Can you print the data exactly and leave out each image?

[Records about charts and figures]
———
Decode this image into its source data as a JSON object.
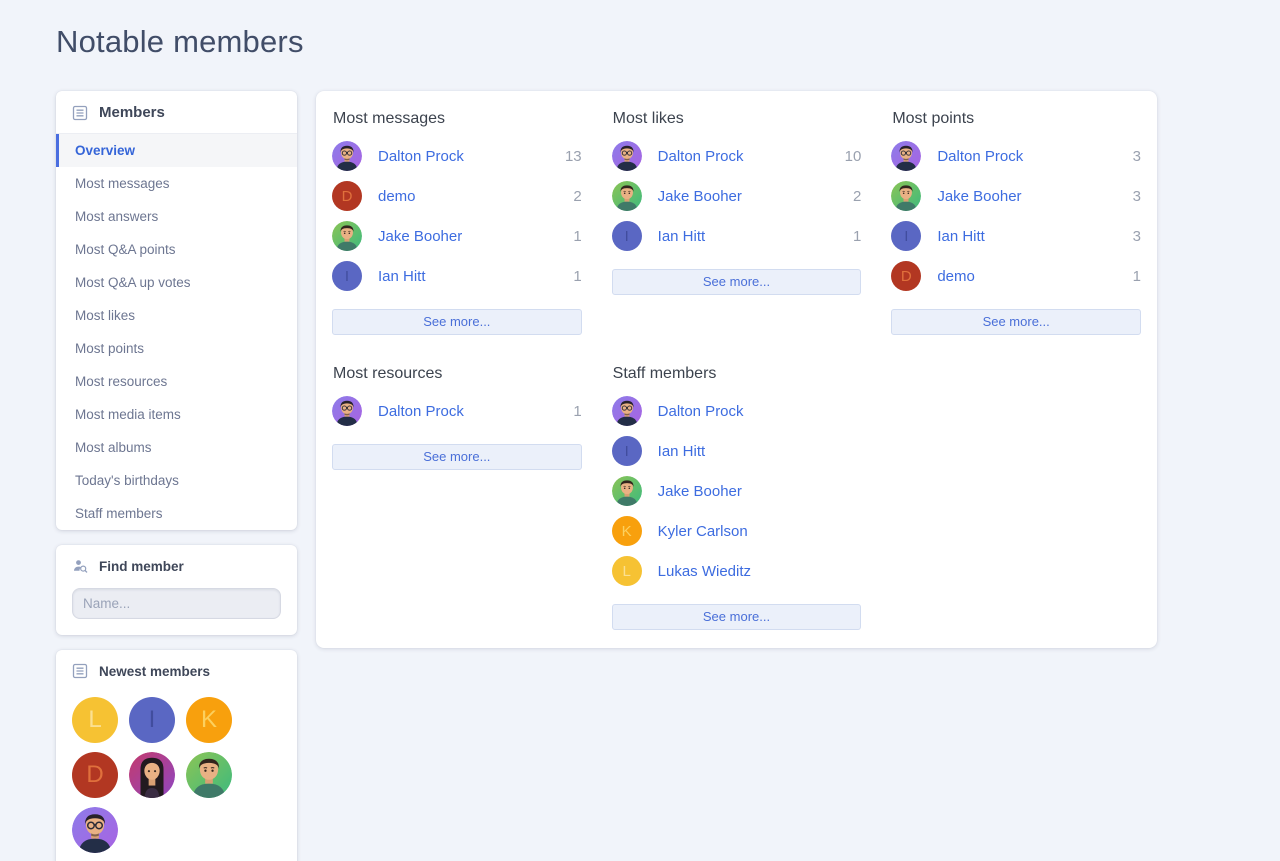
{
  "page": {
    "title": "Notable members"
  },
  "colors": {
    "page_bg": "#f1f4fa",
    "accent_link": "#3d6ce0",
    "active_nav": "#3565d8",
    "count_text": "#9aa1af"
  },
  "sidebar": {
    "members_block": {
      "title": "Members",
      "icon": "list-document-icon",
      "items": [
        {
          "label": "Overview",
          "active": true
        },
        {
          "label": "Most messages",
          "active": false
        },
        {
          "label": "Most answers",
          "active": false
        },
        {
          "label": "Most Q&A points",
          "active": false
        },
        {
          "label": "Most Q&A up votes",
          "active": false
        },
        {
          "label": "Most likes",
          "active": false
        },
        {
          "label": "Most points",
          "active": false
        },
        {
          "label": "Most resources",
          "active": false
        },
        {
          "label": "Most media items",
          "active": false
        },
        {
          "label": "Most albums",
          "active": false
        },
        {
          "label": "Today's birthdays",
          "active": false
        },
        {
          "label": "Staff members",
          "active": false
        }
      ]
    },
    "find_member": {
      "title": "Find member",
      "icon": "member-search-icon",
      "placeholder": "Name..."
    },
    "newest_members": {
      "title": "Newest members",
      "icon": "list-document-icon",
      "avatars": [
        "lukas",
        "ian",
        "kyler",
        "demo",
        "woman",
        "jake",
        "dalton"
      ]
    }
  },
  "avatars": {
    "dalton": {
      "kind": "face",
      "face": "man-purple",
      "label": "Dalton Prock"
    },
    "jake": {
      "kind": "face",
      "face": "man-green",
      "label": "Jake Booher"
    },
    "woman": {
      "kind": "face",
      "face": "woman-pink",
      "label": "member"
    },
    "demo": {
      "kind": "letter",
      "letter": "D",
      "bg": "#b23722",
      "fg": "#e0703c"
    },
    "ian": {
      "kind": "letter",
      "letter": "I",
      "bg": "#5a67c3",
      "fg": "#414d9e"
    },
    "kyler": {
      "kind": "letter",
      "letter": "K",
      "bg": "#f8a00d",
      "fg": "#fcd05e"
    },
    "lukas": {
      "kind": "letter",
      "letter": "L",
      "bg": "#f6c233",
      "fg": "#fbe091"
    }
  },
  "main": {
    "sections": [
      {
        "title": "Most messages",
        "see_more": "See more...",
        "members": [
          {
            "name": "Dalton Prock",
            "count": "13",
            "avatar": "dalton"
          },
          {
            "name": "demo",
            "count": "2",
            "avatar": "demo"
          },
          {
            "name": "Jake Booher",
            "count": "1",
            "avatar": "jake"
          },
          {
            "name": "Ian Hitt",
            "count": "1",
            "avatar": "ian"
          }
        ]
      },
      {
        "title": "Most likes",
        "see_more": "See more...",
        "members": [
          {
            "name": "Dalton Prock",
            "count": "10",
            "avatar": "dalton"
          },
          {
            "name": "Jake Booher",
            "count": "2",
            "avatar": "jake"
          },
          {
            "name": "Ian Hitt",
            "count": "1",
            "avatar": "ian"
          }
        ]
      },
      {
        "title": "Most points",
        "see_more": "See more...",
        "members": [
          {
            "name": "Dalton Prock",
            "count": "3",
            "avatar": "dalton"
          },
          {
            "name": "Jake Booher",
            "count": "3",
            "avatar": "jake"
          },
          {
            "name": "Ian Hitt",
            "count": "3",
            "avatar": "ian"
          },
          {
            "name": "demo",
            "count": "1",
            "avatar": "demo"
          }
        ]
      },
      {
        "title": "Most resources",
        "see_more": "See more...",
        "members": [
          {
            "name": "Dalton Prock",
            "count": "1",
            "avatar": "dalton"
          }
        ]
      },
      {
        "title": "Staff members",
        "see_more": "See more...",
        "members": [
          {
            "name": "Dalton Prock",
            "count": "",
            "avatar": "dalton"
          },
          {
            "name": "Ian Hitt",
            "count": "",
            "avatar": "ian"
          },
          {
            "name": "Jake Booher",
            "count": "",
            "avatar": "jake"
          },
          {
            "name": "Kyler Carlson",
            "count": "",
            "avatar": "kyler"
          },
          {
            "name": "Lukas Wieditz",
            "count": "",
            "avatar": "lukas"
          }
        ]
      }
    ]
  }
}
———
Finished task:
Decode this image into its source data as a JSON object.
{
  "page": {
    "title": "Notable members"
  },
  "colors": {
    "page_bg": "#f1f4fa",
    "accent_link": "#3d6ce0",
    "active_nav": "#3565d8",
    "count_text": "#9aa1af"
  },
  "sidebar": {
    "members_block": {
      "title": "Members",
      "icon": "list-document-icon",
      "items": [
        {
          "label": "Overview",
          "active": true
        },
        {
          "label": "Most messages",
          "active": false
        },
        {
          "label": "Most answers",
          "active": false
        },
        {
          "label": "Most Q&A points",
          "active": false
        },
        {
          "label": "Most Q&A up votes",
          "active": false
        },
        {
          "label": "Most likes",
          "active": false
        },
        {
          "label": "Most points",
          "active": false
        },
        {
          "label": "Most resources",
          "active": false
        },
        {
          "label": "Most media items",
          "active": false
        },
        {
          "label": "Most albums",
          "active": false
        },
        {
          "label": "Today's birthdays",
          "active": false
        },
        {
          "label": "Staff members",
          "active": false
        }
      ]
    },
    "find_member": {
      "title": "Find member",
      "icon": "member-search-icon",
      "placeholder": "Name..."
    },
    "newest_members": {
      "title": "Newest members",
      "icon": "list-document-icon",
      "avatars": [
        "lukas",
        "ian",
        "kyler",
        "demo",
        "woman",
        "jake",
        "dalton"
      ]
    }
  },
  "avatars": {
    "dalton": {
      "kind": "face",
      "face": "man-purple",
      "label": "Dalton Prock"
    },
    "jake": {
      "kind": "face",
      "face": "man-green",
      "label": "Jake Booher"
    },
    "woman": {
      "kind": "face",
      "face": "woman-pink",
      "label": "member"
    },
    "demo": {
      "kind": "letter",
      "letter": "D",
      "bg": "#b23722",
      "fg": "#e0703c"
    },
    "ian": {
      "kind": "letter",
      "letter": "I",
      "bg": "#5a67c3",
      "fg": "#414d9e"
    },
    "kyler": {
      "kind": "letter",
      "letter": "K",
      "bg": "#f8a00d",
      "fg": "#fcd05e"
    },
    "lukas": {
      "kind": "letter",
      "letter": "L",
      "bg": "#f6c233",
      "fg": "#fbe091"
    }
  },
  "main": {
    "sections": [
      {
        "title": "Most messages",
        "see_more": "See more...",
        "members": [
          {
            "name": "Dalton Prock",
            "count": "13",
            "avatar": "dalton"
          },
          {
            "name": "demo",
            "count": "2",
            "avatar": "demo"
          },
          {
            "name": "Jake Booher",
            "count": "1",
            "avatar": "jake"
          },
          {
            "name": "Ian Hitt",
            "count": "1",
            "avatar": "ian"
          }
        ]
      },
      {
        "title": "Most likes",
        "see_more": "See more...",
        "members": [
          {
            "name": "Dalton Prock",
            "count": "10",
            "avatar": "dalton"
          },
          {
            "name": "Jake Booher",
            "count": "2",
            "avatar": "jake"
          },
          {
            "name": "Ian Hitt",
            "count": "1",
            "avatar": "ian"
          }
        ]
      },
      {
        "title": "Most points",
        "see_more": "See more...",
        "members": [
          {
            "name": "Dalton Prock",
            "count": "3",
            "avatar": "dalton"
          },
          {
            "name": "Jake Booher",
            "count": "3",
            "avatar": "jake"
          },
          {
            "name": "Ian Hitt",
            "count": "3",
            "avatar": "ian"
          },
          {
            "name": "demo",
            "count": "1",
            "avatar": "demo"
          }
        ]
      },
      {
        "title": "Most resources",
        "see_more": "See more...",
        "members": [
          {
            "name": "Dalton Prock",
            "count": "1",
            "avatar": "dalton"
          }
        ]
      },
      {
        "title": "Staff members",
        "see_more": "See more...",
        "members": [
          {
            "name": "Dalton Prock",
            "count": "",
            "avatar": "dalton"
          },
          {
            "name": "Ian Hitt",
            "count": "",
            "avatar": "ian"
          },
          {
            "name": "Jake Booher",
            "count": "",
            "avatar": "jake"
          },
          {
            "name": "Kyler Carlson",
            "count": "",
            "avatar": "kyler"
          },
          {
            "name": "Lukas Wieditz",
            "count": "",
            "avatar": "lukas"
          }
        ]
      }
    ]
  }
}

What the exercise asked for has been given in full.